Work to do
Quote all of the entries word for word.

Supplied information
--- --- ---

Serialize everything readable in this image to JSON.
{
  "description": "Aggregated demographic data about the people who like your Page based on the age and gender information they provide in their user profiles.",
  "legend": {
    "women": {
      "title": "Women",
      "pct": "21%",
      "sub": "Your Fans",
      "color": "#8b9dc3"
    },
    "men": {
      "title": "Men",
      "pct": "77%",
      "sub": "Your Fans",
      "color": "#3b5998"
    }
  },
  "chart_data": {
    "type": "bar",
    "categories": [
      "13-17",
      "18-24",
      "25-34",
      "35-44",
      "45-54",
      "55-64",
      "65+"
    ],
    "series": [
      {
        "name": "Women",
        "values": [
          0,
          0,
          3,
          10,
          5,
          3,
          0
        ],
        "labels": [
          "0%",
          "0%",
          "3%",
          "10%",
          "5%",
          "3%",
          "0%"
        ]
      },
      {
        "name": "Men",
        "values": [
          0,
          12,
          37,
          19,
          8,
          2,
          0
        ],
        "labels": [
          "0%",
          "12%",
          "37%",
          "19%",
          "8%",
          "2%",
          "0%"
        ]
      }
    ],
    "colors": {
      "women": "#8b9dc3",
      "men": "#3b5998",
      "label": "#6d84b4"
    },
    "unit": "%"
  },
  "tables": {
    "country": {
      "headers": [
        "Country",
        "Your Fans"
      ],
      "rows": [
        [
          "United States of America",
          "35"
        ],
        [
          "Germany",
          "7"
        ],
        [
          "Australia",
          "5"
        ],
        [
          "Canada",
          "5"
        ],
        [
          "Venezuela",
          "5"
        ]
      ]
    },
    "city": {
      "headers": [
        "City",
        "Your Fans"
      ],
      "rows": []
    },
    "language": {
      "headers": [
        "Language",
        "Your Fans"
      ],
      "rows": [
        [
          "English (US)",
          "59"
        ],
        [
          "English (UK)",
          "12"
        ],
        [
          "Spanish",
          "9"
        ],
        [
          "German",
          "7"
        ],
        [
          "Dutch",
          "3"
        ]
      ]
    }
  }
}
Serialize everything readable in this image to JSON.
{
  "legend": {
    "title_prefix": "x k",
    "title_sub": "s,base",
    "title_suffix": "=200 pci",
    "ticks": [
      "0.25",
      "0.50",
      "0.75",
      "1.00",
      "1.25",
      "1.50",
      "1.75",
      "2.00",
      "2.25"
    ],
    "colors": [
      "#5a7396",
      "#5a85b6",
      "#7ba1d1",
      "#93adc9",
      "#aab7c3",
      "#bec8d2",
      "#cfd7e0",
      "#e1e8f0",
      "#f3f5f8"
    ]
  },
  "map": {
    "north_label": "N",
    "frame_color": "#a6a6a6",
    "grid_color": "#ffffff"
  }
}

--- --- ---

Solution
Serialize everything readable in this image to JSON.
{
  "description": "Aggregated demographic data about the people who like your Page based on the age and gender information they provide in their user profiles.",
  "legend": {
    "women": {
      "title": "Women",
      "pct": "21%",
      "sub": "Your Fans",
      "color": "#8b9dc3"
    },
    "men": {
      "title": "Men",
      "pct": "77%",
      "sub": "Your Fans",
      "color": "#3b5998"
    }
  },
  "chart_data": {
    "type": "bar",
    "categories": [
      "13-17",
      "18-24",
      "25-34",
      "35-44",
      "45-54",
      "55-64",
      "65+"
    ],
    "series": [
      {
        "name": "Women",
        "values": [
          0,
          0,
          3,
          10,
          5,
          3,
          0
        ],
        "labels": [
          "0%",
          "0%",
          "3%",
          "10%",
          "5%",
          "3%",
          "0%"
        ]
      },
      {
        "name": "Men",
        "values": [
          0,
          12,
          37,
          19,
          8,
          2,
          0
        ],
        "labels": [
          "0%",
          "12%",
          "37%",
          "19%",
          "8%",
          "2%",
          "0%"
        ]
      }
    ],
    "colors": {
      "women": "#8b9dc3",
      "men": "#3b5998",
      "label": "#6d84b4"
    },
    "unit": "%"
  },
  "tables": {
    "country": {
      "headers": [
        "Country",
        "Your Fans"
      ],
      "rows": [
        [
          "United States of America",
          "35"
        ],
        [
          "Germany",
          "7"
        ],
        [
          "Australia",
          "5"
        ],
        [
          "Canada",
          "5"
        ],
        [
          "Venezuela",
          "5"
        ]
      ]
    },
    "city": {
      "headers": [
        "City",
        "Your Fans"
      ],
      "rows": []
    },
    "language": {
      "headers": [
        "Language",
        "Your Fans"
      ],
      "rows": [
        [
          "English (US)",
          "59"
        ],
        [
          "English (UK)",
          "12"
        ],
        [
          "Spanish",
          "9"
        ],
        [
          "German",
          "7"
        ],
        [
          "Dutch",
          "3"
        ]
      ]
    }
  }
}
Serialize everything readable in this image to JSON.
{
  "legend": {
    "title_prefix": "x k",
    "title_sub": "s,base",
    "title_suffix": "=200 pci",
    "ticks": [
      "0.25",
      "0.50",
      "0.75",
      "1.00",
      "1.25",
      "1.50",
      "1.75",
      "2.00",
      "2.25"
    ],
    "colors": [
      "#5a7396",
      "#5a85b6",
      "#7ba1d1",
      "#93adc9",
      "#aab7c3",
      "#bec8d2",
      "#cfd7e0",
      "#e1e8f0",
      "#f3f5f8"
    ]
  },
  "map": {
    "north_label": "N",
    "frame_color": "#a6a6a6",
    "grid_color": "#ffffff"
  }
}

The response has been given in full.